##### STORED DATA

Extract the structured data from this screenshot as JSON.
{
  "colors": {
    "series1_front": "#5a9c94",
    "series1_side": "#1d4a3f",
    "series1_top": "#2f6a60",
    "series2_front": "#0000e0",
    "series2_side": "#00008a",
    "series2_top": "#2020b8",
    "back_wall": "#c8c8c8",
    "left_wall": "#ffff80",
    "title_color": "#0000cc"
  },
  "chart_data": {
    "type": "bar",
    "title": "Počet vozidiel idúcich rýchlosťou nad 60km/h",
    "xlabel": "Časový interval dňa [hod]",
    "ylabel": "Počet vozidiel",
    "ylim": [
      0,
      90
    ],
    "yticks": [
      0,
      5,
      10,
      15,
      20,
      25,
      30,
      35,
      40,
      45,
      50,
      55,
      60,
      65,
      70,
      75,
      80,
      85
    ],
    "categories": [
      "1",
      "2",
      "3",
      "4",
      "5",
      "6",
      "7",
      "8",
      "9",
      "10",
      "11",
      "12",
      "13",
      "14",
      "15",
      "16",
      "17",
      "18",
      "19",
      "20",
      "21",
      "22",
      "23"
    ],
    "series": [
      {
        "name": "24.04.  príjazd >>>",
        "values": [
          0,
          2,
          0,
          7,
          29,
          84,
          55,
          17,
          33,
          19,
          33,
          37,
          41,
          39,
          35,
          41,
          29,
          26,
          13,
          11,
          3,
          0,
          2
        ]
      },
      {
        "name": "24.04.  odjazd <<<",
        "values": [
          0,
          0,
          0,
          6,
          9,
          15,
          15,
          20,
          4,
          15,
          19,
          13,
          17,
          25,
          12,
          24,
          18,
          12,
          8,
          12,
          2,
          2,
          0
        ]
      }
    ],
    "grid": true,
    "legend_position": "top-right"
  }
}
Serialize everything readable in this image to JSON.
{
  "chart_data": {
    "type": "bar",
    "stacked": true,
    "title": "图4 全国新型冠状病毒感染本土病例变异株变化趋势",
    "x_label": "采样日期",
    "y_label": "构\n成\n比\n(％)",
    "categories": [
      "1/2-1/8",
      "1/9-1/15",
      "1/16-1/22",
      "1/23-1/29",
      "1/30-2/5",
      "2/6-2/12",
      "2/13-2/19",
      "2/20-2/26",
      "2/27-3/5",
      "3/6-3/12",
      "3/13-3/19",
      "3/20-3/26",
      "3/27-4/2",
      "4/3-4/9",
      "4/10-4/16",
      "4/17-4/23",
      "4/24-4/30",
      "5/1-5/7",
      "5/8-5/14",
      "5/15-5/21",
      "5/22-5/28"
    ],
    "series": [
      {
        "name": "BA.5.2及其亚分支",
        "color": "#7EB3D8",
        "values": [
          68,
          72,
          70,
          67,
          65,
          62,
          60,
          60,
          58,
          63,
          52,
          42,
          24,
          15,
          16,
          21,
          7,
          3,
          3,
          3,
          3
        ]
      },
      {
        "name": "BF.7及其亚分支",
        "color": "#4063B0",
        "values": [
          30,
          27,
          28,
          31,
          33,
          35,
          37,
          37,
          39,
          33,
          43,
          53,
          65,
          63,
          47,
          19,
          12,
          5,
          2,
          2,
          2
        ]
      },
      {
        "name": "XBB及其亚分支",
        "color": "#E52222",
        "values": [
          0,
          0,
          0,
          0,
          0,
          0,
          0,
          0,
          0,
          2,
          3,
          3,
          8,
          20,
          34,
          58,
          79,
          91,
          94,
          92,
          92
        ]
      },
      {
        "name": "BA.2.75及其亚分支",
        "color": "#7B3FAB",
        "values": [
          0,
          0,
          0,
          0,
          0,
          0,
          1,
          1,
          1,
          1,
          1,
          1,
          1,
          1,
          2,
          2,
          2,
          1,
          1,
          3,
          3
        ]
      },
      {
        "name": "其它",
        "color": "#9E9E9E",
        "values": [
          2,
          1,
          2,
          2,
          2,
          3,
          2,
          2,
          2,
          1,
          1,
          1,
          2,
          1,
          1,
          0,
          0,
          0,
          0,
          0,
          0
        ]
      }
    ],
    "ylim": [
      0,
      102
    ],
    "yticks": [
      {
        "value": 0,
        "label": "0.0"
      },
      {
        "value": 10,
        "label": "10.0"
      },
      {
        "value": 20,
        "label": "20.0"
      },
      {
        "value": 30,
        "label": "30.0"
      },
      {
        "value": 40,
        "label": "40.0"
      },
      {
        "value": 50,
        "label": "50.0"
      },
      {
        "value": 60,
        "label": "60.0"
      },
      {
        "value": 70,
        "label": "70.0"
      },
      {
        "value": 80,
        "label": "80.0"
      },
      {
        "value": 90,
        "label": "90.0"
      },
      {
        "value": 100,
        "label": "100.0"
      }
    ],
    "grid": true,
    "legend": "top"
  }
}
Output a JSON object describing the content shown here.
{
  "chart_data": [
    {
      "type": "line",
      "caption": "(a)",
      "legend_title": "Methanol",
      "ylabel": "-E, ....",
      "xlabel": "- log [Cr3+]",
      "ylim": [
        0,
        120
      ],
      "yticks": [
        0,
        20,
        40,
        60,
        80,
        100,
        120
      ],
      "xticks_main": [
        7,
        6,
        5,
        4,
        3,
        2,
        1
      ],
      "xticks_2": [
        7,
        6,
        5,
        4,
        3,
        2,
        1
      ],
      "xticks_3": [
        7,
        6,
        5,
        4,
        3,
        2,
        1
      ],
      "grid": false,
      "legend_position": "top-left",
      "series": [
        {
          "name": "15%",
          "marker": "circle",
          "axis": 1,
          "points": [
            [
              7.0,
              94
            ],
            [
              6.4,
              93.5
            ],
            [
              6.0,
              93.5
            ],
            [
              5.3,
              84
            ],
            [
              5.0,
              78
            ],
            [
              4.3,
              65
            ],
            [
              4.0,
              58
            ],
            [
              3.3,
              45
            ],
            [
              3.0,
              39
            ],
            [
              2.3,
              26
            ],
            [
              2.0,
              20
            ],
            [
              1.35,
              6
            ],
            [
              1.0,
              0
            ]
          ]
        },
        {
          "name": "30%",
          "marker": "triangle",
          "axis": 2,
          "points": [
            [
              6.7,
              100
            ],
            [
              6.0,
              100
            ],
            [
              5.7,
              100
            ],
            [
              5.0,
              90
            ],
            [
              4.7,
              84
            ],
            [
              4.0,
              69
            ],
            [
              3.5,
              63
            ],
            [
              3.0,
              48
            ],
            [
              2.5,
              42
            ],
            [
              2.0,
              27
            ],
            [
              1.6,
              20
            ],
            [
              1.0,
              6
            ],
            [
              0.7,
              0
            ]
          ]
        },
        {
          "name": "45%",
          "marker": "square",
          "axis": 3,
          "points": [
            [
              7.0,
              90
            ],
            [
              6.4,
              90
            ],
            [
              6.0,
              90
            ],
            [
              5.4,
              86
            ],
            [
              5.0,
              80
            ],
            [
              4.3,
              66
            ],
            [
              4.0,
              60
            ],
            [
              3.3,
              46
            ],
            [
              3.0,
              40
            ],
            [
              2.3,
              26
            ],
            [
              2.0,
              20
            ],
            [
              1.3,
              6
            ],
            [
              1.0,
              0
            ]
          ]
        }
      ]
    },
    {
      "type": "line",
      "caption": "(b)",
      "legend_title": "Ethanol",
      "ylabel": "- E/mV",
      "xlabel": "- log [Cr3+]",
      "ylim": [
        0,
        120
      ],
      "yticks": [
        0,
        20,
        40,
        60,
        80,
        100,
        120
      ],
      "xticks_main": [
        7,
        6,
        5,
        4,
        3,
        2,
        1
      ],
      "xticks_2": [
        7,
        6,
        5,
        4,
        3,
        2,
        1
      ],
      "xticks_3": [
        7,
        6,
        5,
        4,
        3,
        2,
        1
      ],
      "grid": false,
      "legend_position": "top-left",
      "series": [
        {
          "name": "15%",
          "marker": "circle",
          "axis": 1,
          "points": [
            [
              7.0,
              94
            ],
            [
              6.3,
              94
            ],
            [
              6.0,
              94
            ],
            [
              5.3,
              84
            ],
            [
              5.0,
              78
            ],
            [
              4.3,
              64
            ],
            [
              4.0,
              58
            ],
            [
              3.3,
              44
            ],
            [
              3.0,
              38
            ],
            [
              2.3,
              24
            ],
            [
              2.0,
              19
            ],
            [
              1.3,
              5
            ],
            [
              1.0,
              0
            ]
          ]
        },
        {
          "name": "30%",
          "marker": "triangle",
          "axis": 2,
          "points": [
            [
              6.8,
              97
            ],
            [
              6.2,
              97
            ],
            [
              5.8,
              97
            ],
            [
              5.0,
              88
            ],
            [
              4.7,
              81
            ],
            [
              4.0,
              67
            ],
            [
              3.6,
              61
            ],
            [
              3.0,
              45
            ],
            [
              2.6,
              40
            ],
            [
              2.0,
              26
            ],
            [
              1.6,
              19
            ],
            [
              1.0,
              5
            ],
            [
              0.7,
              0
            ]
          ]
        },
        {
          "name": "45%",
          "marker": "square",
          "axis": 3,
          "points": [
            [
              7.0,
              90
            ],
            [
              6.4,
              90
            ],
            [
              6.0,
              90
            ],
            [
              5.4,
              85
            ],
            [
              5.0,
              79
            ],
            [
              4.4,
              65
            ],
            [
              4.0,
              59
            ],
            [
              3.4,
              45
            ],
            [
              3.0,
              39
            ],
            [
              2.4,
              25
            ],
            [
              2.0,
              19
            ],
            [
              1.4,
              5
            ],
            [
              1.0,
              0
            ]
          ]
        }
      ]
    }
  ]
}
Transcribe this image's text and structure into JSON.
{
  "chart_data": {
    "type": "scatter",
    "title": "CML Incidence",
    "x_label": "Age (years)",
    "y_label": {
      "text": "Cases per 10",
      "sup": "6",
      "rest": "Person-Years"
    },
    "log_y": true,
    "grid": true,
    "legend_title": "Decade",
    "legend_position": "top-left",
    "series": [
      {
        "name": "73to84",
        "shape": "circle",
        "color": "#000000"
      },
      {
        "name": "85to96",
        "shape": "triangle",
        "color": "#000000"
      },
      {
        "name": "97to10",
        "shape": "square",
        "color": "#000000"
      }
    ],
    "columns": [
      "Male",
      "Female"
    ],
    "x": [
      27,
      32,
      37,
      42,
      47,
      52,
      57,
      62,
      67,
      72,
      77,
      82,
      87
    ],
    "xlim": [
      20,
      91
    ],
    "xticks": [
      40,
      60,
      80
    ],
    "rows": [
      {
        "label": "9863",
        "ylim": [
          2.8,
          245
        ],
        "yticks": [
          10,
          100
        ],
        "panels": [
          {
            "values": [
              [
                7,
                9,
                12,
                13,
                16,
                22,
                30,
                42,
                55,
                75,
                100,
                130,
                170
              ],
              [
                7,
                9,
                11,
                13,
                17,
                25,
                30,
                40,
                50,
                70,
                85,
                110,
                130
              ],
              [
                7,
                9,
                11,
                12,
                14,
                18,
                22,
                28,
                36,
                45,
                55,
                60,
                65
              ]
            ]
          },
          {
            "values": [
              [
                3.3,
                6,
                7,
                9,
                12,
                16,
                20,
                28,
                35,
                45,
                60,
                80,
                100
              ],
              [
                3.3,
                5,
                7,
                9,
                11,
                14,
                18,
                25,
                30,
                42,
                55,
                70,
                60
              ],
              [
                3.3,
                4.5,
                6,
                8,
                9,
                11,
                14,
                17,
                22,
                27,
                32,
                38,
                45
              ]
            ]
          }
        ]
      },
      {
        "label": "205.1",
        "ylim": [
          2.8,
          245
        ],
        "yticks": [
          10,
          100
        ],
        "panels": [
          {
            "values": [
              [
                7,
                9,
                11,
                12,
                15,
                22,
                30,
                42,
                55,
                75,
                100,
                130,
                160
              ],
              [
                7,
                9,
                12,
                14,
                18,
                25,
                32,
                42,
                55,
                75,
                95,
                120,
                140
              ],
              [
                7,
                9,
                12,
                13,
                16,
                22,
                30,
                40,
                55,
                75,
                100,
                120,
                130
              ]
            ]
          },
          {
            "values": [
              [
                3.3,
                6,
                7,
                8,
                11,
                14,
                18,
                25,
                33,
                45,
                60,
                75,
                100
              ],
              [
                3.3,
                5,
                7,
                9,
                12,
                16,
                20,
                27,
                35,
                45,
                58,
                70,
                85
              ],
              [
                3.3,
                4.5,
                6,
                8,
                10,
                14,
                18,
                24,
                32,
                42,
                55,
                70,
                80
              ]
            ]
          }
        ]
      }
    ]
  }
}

##########

◆ **TASK STATEMENT**
Check each line of the records for "ylabel" and copy the ones that contain it.

◆ **THE COMPLETED TASK**
    "ylabel": "Počet vozidiel",
      "ylabel": "-E, ....",
      "ylabel": "- E/mV",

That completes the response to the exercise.